## Start

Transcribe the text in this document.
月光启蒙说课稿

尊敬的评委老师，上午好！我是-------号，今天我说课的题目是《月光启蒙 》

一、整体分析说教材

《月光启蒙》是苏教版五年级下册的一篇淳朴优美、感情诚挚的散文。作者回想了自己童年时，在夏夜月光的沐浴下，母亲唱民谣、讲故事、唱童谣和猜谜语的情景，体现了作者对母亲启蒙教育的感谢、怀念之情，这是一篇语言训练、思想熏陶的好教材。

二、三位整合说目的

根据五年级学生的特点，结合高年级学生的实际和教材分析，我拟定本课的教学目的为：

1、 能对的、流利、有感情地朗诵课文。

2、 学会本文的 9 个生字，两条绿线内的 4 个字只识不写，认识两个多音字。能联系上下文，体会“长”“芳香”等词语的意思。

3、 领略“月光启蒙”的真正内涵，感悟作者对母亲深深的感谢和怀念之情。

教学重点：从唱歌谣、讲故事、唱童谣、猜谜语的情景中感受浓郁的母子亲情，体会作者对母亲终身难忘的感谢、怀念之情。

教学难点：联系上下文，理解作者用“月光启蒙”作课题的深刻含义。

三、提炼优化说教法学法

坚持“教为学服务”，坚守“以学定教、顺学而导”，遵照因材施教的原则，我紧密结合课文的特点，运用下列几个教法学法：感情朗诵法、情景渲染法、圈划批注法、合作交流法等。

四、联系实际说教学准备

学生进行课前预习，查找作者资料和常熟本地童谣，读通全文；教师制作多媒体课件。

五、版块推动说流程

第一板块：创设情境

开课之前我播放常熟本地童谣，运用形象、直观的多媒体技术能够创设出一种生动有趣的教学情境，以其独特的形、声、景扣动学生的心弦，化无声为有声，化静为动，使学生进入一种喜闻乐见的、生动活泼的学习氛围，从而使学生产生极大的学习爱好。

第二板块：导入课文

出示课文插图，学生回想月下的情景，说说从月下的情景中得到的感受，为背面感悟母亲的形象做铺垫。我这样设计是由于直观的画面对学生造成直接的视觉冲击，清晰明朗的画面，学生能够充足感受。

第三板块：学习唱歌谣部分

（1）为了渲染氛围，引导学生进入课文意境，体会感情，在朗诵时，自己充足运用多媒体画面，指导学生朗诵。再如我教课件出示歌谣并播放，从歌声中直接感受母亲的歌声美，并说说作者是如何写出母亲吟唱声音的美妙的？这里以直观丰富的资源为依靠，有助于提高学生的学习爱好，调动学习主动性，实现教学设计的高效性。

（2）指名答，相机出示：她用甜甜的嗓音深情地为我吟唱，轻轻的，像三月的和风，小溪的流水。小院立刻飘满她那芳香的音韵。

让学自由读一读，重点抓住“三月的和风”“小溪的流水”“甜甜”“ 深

## End
## Start

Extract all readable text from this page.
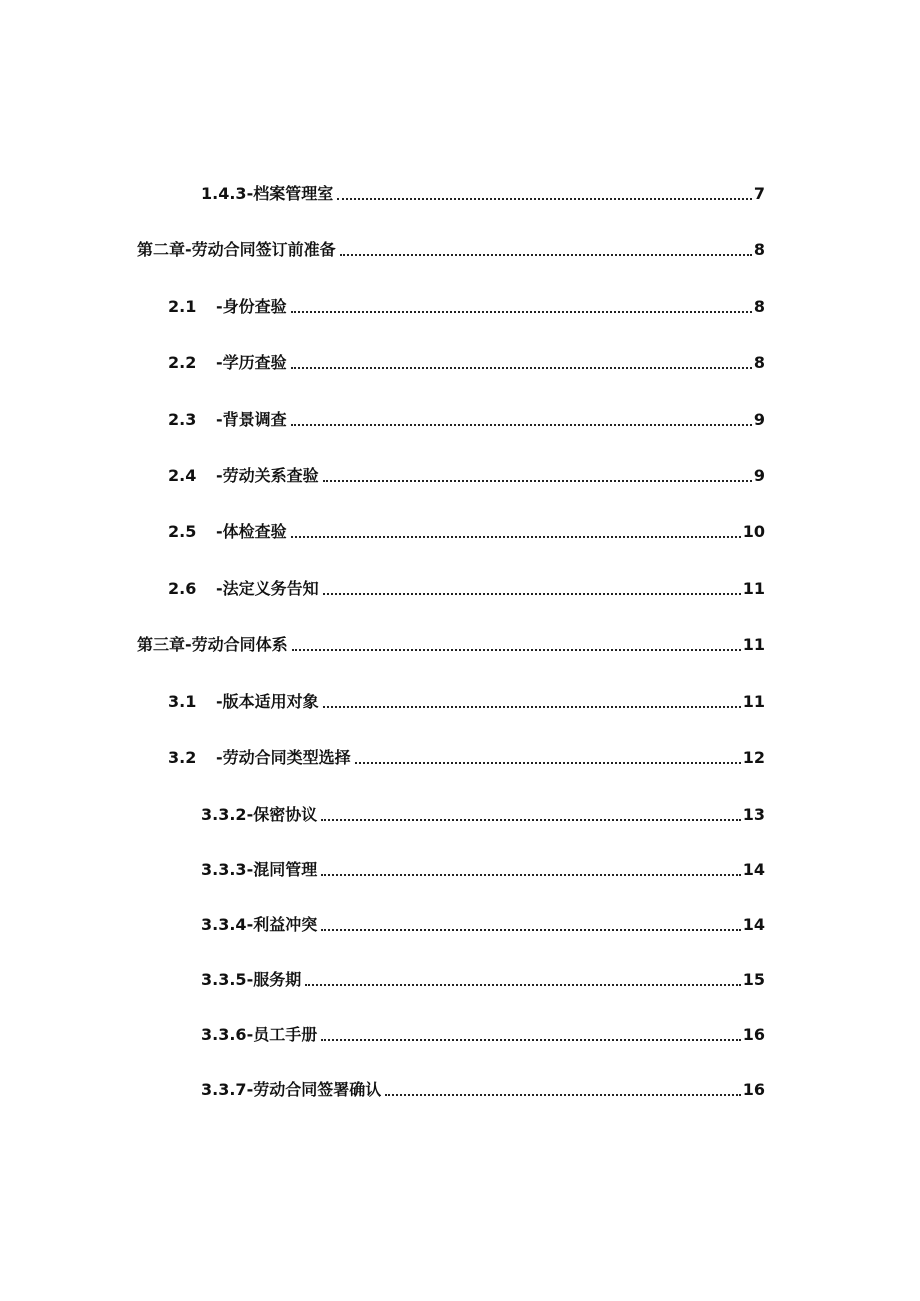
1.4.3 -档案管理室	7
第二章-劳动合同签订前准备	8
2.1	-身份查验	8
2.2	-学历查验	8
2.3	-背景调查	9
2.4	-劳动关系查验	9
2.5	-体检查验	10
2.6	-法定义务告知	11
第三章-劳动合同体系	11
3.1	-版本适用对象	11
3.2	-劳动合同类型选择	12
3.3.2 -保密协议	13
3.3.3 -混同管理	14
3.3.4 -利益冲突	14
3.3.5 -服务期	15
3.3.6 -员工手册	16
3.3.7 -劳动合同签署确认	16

## End
## Start

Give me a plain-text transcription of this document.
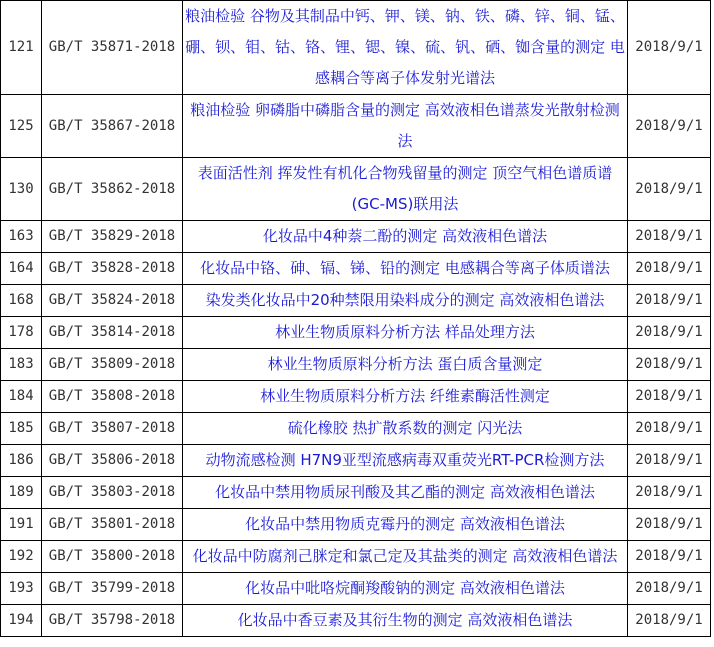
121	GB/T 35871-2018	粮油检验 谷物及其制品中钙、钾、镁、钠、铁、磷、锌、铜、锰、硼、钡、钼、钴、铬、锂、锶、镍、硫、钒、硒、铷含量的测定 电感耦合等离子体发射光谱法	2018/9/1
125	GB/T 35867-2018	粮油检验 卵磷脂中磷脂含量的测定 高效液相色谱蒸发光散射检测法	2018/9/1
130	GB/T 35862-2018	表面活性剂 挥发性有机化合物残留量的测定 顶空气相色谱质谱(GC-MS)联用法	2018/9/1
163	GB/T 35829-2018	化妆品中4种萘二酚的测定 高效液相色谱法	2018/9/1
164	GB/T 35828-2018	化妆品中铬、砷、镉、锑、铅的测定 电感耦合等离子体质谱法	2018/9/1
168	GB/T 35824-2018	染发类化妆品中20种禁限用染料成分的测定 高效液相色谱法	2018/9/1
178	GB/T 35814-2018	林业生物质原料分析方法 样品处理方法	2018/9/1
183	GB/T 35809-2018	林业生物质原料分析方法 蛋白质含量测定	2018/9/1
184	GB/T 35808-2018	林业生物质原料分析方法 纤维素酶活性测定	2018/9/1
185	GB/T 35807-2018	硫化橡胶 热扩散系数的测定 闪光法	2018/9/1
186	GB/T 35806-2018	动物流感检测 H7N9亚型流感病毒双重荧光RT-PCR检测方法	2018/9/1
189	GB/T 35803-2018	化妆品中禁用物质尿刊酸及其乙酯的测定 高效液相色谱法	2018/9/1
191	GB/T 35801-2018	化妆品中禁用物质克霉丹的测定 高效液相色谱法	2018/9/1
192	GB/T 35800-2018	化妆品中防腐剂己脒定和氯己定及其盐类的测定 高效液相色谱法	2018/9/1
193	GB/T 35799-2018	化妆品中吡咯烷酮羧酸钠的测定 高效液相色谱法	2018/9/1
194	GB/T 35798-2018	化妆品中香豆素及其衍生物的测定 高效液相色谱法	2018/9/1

## End

__Exercise prompt__.
Determine how many lines of the listing above include the word "小溪的流水", and report that number only.

__Reply to the task__.
2